Selection
________________________________________

By February, the group had dropped from the top G1/V1 to non-compliant G3/V3 amid cost overruns and late delivery of a large development scheme, a telephony fraud, failure to comply with its adopted code of governance, and its late submission of accounts – which meant a technical breach of covenants. It had to defer significant development and stock investment programmes, and enter into a voluntary undertaking.

Eighteen months later, the group has returned to a compliant G2/V2 following a unique in-depth analysis and ‘competitive process’ with three other RPs looking at whether to merge or stay independent, which Mr Dolan says is feeding into work being done by Savills and the National Housing Federation’s steering group on a new merger code for the sector.

‘Nobody has been on V3 and come out the other side like we have; and that’s not gloating – but it’s different, and it’s positive for the sector,’ says Mr Dolan.

‘Organisations don’t necessarily have to merge – they can [stay independent] if they take the right approach, and are rigorous and robust about how they respond.’

As part of the process, Mr Dolan says the regulator was ‘very clear’ that JJHT needed to demonstrate its ‘future purpose, its ‘raison d’être’, and how it should challenge itself’.

That meant ‘rebuilding a baseline business plan’, and establishing ‘Living Longer, Living Better’, centred around providing a ‘premium affordable’ product for the ageing population in a bid to address one of the key challenges facing the sector – the ‘deficit’ of quality supply outside of extra-care for 55 to 85 year-olds.

Political spotlight

The group had become a particular  focus of Clive Betts MP and the Commons’ communities and local government committee in 2014, which had responded to Cosmopolitan HG’s near-insolvency (see p.3) by criticising the HCA’s assessment of RPs’ financial positions as confusing and lacking in transparency.

As the regulator went through its own period of self-reflection, chair of the HCA’s regulation committee, Julian Ashby, wrote to Mr Betts in May 2014 to explain the HCA’s approach to JJHT,  and confirmed how direct intervention can trigger loan covenant breaches.

Mr Dolan agrees JJHT was ‘at the front of the queue’ as the first since Cosmopolitan to slip into a non-compliant V3. He says the group had become insular, but still had the ‘nucleus of a strong organisation’.

Consultant Peter Cleland was drafted in to complete five financial reports in a fortnight, to show to the regulator that the group was viable.

A new and experienced board was put in place and there was a major focus on a stock condition survey and asset revaluation, completed by Savills ‘at a rapid pace’, says Mr Dolan.

Independence vote

Part of the process was also an analysis of whether the group had an independent future.

It centred around being clear what the JJHT mission was and whether a partner organisation could enhance it.

Mr Dolan explains there were three considerations; plan A, for independence; plan B, for merger; and plan C, for rescue.

________________________________________

Dataset excerpts
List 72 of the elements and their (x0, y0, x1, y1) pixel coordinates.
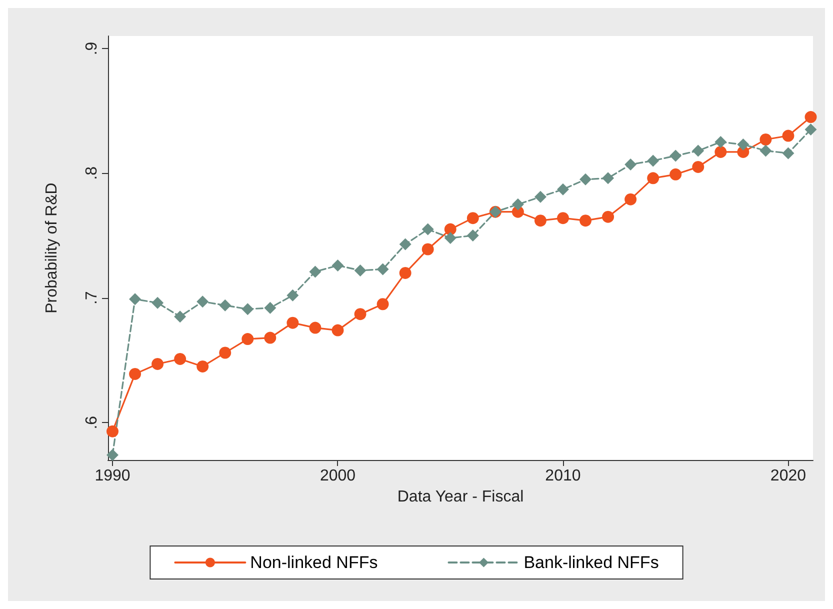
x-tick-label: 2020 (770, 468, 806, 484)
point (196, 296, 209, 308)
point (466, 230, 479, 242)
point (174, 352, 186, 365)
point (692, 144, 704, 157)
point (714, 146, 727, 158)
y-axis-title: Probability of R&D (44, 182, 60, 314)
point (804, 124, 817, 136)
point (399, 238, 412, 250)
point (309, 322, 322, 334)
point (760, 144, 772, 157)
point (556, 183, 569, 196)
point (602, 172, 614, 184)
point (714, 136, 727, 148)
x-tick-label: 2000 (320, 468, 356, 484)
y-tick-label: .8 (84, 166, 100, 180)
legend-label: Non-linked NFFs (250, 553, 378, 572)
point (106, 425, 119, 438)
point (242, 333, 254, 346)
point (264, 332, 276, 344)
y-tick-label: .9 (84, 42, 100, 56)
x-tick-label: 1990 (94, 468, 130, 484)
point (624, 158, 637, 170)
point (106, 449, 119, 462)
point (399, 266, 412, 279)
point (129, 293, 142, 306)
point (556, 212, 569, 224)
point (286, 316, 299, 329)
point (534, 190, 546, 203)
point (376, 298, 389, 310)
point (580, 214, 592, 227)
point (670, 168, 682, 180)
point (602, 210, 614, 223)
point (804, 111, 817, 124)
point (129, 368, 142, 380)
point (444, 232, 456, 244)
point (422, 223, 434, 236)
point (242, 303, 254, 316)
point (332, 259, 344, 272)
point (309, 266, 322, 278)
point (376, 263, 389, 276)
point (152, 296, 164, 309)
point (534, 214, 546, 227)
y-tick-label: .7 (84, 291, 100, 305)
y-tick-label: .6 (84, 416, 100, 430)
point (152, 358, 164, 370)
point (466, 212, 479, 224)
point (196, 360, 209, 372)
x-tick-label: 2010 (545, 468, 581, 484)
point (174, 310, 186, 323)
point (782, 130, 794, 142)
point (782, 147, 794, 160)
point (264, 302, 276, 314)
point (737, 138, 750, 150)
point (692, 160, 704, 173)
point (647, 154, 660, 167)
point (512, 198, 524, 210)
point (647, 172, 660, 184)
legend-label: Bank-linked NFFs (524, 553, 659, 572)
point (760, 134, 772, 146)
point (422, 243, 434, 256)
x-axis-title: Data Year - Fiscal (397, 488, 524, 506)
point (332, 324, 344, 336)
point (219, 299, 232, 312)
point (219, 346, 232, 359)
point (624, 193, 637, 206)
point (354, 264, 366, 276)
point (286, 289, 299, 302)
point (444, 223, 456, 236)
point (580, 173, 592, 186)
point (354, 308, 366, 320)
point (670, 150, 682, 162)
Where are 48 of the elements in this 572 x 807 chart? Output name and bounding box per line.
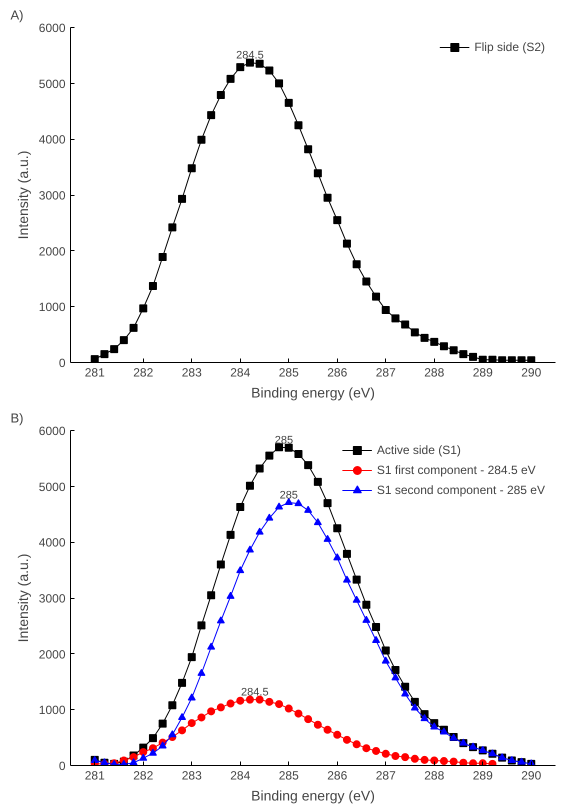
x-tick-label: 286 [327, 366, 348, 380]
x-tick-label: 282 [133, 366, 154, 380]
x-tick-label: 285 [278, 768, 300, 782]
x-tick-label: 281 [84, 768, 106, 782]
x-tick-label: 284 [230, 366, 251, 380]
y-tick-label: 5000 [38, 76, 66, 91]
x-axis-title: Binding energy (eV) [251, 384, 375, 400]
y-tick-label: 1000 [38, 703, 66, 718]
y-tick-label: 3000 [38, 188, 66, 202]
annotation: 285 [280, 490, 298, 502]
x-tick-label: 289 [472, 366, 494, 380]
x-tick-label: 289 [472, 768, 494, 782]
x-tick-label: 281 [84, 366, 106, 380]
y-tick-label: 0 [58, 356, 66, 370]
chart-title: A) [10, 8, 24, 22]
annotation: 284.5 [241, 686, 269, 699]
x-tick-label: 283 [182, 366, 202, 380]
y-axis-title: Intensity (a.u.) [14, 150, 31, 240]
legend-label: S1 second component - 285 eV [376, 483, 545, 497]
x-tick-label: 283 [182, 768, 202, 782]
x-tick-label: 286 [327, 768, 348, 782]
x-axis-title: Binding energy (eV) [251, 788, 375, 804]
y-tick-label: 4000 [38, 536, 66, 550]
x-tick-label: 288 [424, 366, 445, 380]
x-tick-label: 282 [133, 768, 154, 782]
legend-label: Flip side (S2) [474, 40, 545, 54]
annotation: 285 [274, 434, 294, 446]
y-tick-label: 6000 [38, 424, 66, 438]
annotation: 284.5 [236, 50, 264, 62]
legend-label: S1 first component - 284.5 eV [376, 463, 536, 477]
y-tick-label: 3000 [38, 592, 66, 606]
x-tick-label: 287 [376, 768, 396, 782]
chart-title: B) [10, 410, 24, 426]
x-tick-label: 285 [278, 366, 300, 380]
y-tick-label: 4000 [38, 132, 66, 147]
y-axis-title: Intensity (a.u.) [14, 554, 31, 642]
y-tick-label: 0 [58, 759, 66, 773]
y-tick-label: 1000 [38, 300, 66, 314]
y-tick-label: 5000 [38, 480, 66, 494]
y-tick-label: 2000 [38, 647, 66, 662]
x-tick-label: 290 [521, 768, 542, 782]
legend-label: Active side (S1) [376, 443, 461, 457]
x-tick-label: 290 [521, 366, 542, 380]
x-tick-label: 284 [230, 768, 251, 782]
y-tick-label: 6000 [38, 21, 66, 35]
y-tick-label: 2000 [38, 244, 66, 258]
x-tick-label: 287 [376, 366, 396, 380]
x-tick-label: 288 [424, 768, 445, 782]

________________________________________

Exercise A
Using the article on JJHT, say whether each statement agrees with it: (i) Peter Cleland completed five financial reports in a fortnight; (ii) Julian Ashby wrote to Mr Betts in May 2014; (iii) after eighteen months, the group returned to G1/V1. For each, give yes or no and quote the deciding words.
Exercise B
Print the stretch of the article on JJHT from "As part of the" through "should challenge itself’.".
The data come from a separate source and are unrelated to the article on JJHT.

Task answer A
(i) Yes: "Consultant Peter Cleland was drafted in to complete five financial reports in a fortnight"
(ii) Yes: "Julian Ashby, wrote to Mr Betts in May 2014"
(iii) No: "the group has returned to a compliant G2/V2"

Task answer B
As part of the process, Mr Dolan says the regulator was ‘very clear’ that JJHT needed to demonstrate its ‘future purpose, its ‘raison d’être’, and how it should challenge itself’.